Items from a data source
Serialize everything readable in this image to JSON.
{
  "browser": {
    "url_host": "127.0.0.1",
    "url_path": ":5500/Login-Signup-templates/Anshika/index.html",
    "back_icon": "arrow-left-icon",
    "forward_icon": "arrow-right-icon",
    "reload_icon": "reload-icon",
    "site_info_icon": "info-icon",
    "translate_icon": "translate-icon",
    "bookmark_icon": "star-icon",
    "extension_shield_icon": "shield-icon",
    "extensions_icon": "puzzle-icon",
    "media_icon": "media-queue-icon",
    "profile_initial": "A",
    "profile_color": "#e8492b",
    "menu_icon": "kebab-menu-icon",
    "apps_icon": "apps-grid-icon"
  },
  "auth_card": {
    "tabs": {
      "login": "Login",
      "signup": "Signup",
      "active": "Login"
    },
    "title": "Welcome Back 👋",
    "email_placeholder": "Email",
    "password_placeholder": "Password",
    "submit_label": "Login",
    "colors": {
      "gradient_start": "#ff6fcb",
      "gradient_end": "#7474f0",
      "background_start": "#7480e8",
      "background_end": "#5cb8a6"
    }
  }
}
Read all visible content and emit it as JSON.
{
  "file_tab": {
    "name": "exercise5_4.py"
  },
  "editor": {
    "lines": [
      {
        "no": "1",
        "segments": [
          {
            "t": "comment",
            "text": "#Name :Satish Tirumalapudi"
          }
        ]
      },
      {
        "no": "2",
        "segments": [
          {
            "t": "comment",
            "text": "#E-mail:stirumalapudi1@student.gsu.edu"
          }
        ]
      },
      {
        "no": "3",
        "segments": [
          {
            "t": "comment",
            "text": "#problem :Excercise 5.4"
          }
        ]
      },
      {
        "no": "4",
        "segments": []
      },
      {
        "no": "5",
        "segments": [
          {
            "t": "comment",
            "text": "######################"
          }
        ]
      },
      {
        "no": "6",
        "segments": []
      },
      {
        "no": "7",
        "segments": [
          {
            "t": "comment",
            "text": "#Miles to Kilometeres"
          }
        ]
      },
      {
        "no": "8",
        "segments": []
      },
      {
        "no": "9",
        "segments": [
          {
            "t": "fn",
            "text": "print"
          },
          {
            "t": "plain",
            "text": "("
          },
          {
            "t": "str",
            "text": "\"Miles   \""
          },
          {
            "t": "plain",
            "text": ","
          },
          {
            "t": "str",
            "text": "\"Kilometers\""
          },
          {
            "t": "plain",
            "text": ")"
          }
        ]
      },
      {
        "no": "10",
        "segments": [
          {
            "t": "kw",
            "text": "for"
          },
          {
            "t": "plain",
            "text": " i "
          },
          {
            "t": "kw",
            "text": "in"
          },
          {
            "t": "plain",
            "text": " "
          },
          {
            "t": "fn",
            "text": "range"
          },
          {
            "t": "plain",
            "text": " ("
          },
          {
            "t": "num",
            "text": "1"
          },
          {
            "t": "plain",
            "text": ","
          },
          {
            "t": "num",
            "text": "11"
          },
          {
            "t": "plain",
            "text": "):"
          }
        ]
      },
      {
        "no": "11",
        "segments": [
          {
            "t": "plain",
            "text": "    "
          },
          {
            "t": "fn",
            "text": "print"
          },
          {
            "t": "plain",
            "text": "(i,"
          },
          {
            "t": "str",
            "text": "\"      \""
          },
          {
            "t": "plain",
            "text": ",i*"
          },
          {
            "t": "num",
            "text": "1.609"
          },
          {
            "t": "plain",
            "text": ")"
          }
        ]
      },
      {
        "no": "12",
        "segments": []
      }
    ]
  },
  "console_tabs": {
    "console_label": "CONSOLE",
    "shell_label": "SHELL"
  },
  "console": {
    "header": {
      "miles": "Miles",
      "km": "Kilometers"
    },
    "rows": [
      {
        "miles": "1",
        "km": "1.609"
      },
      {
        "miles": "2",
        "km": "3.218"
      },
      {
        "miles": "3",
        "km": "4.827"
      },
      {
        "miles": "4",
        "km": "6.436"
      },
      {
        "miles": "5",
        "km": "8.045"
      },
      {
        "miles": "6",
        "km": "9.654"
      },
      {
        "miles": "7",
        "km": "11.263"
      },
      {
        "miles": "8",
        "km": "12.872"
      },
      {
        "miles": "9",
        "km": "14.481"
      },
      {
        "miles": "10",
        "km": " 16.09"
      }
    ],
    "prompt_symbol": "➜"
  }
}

- **WRITTEN TASK**
Search the data for the string "arrow". List each line that has it.

- **RESPONSE**
    "back_icon": "arrow-left-icon",
    "forward_icon": "arrow-right-icon",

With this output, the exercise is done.